>>>>>
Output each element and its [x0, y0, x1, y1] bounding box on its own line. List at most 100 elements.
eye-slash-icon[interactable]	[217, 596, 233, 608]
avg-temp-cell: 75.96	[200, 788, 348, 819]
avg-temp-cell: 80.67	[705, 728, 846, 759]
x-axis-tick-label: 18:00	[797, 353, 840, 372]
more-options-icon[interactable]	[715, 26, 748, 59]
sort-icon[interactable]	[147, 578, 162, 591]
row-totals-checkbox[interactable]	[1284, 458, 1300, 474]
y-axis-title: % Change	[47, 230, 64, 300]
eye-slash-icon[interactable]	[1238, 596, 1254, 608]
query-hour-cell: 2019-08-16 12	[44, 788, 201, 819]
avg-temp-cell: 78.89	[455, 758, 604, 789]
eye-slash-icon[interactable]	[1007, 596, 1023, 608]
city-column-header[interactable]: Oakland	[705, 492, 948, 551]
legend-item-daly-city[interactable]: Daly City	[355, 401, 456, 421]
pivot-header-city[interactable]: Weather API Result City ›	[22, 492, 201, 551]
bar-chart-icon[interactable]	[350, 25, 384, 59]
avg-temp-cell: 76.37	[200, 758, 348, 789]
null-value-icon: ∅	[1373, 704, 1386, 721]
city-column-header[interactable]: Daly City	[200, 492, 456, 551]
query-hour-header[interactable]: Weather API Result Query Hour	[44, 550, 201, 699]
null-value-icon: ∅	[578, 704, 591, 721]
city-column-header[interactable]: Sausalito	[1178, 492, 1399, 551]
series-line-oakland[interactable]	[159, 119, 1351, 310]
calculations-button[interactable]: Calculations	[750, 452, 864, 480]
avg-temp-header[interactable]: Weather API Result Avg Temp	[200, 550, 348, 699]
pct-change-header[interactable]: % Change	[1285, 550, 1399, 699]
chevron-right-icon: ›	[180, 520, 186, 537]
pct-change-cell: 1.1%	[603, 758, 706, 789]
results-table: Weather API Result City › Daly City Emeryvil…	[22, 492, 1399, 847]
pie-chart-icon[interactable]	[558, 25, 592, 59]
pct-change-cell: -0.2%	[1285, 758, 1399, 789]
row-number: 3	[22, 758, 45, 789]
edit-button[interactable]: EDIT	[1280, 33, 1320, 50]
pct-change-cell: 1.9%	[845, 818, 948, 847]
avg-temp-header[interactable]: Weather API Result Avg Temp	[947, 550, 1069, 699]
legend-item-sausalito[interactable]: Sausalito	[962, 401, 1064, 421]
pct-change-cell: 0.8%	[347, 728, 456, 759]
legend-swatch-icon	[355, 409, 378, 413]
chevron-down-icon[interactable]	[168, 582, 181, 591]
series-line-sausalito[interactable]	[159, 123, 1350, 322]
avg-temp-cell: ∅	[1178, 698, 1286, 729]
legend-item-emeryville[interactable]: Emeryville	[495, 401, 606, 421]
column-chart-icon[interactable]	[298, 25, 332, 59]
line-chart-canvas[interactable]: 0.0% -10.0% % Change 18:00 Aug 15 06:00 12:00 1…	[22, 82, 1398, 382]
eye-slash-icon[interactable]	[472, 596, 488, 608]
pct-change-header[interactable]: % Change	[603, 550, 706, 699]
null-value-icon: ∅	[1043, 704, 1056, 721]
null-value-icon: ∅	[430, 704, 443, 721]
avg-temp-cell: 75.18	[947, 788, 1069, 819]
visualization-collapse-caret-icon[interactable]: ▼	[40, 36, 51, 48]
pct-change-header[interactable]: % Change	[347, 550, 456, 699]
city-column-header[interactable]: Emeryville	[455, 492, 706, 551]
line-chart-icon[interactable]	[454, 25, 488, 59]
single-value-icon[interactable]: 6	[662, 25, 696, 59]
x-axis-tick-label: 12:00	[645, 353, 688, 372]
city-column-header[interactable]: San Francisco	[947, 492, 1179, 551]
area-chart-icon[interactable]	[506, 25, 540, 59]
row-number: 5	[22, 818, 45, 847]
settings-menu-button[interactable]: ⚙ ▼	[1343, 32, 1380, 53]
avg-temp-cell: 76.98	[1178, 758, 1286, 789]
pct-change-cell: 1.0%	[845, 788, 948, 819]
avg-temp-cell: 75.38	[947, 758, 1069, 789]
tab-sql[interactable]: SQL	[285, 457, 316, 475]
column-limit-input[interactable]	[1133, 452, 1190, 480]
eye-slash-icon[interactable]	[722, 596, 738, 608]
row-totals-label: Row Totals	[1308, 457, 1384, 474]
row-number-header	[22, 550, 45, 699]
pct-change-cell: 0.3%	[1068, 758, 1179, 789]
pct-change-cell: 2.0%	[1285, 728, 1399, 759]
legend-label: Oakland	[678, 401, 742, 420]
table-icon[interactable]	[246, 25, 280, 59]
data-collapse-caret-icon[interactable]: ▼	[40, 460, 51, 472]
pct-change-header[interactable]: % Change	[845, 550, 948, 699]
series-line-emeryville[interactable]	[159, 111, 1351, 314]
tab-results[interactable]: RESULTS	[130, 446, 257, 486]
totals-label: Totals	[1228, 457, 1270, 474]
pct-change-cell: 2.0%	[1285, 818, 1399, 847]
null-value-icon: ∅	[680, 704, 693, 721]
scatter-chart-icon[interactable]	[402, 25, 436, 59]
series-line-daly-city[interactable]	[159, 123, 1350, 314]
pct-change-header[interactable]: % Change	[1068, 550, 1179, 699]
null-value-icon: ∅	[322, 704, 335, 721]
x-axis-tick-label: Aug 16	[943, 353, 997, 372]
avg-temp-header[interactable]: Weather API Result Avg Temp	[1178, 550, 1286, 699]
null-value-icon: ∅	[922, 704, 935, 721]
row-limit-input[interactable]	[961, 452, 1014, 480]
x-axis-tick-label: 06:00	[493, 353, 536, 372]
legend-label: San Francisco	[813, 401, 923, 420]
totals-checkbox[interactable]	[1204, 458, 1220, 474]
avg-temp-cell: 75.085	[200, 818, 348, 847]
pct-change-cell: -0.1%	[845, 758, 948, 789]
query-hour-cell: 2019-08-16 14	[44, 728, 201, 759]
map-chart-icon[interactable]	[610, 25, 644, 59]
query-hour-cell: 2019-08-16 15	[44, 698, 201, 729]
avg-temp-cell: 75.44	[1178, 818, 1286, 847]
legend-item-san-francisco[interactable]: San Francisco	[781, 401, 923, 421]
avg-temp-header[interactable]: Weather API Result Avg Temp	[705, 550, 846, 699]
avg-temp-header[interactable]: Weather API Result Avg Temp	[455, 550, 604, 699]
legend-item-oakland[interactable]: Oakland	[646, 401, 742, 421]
<<<<<
▶ WHAT TO WORK ON
Can you give back only the records from the start through the line holding "492, 948, 551]", inclusive, substituting "visibility-off-icon" for each "eye-slash-icon" and leaving everything else unchanged?

▶ REPLY
Output each element and its [x0, y0, x1, y1] bounding box on its own line. List at most 100 elements.
visibility-off-icon[interactable]	[217, 596, 233, 608]
avg-temp-cell: 75.96	[200, 788, 348, 819]
avg-temp-cell: 80.67	[705, 728, 846, 759]
x-axis-tick-label: 18:00	[797, 353, 840, 372]
more-options-icon[interactable]	[715, 26, 748, 59]
sort-icon[interactable]	[147, 578, 162, 591]
row-totals-checkbox[interactable]	[1284, 458, 1300, 474]
y-axis-title: % Change	[47, 230, 64, 300]
visibility-off-icon[interactable]	[1238, 596, 1254, 608]
query-hour-cell: 2019-08-16 12	[44, 788, 201, 819]
avg-temp-cell: 78.89	[455, 758, 604, 789]
visibility-off-icon[interactable]	[1007, 596, 1023, 608]
city-column-header[interactable]: Oakland	[705, 492, 948, 551]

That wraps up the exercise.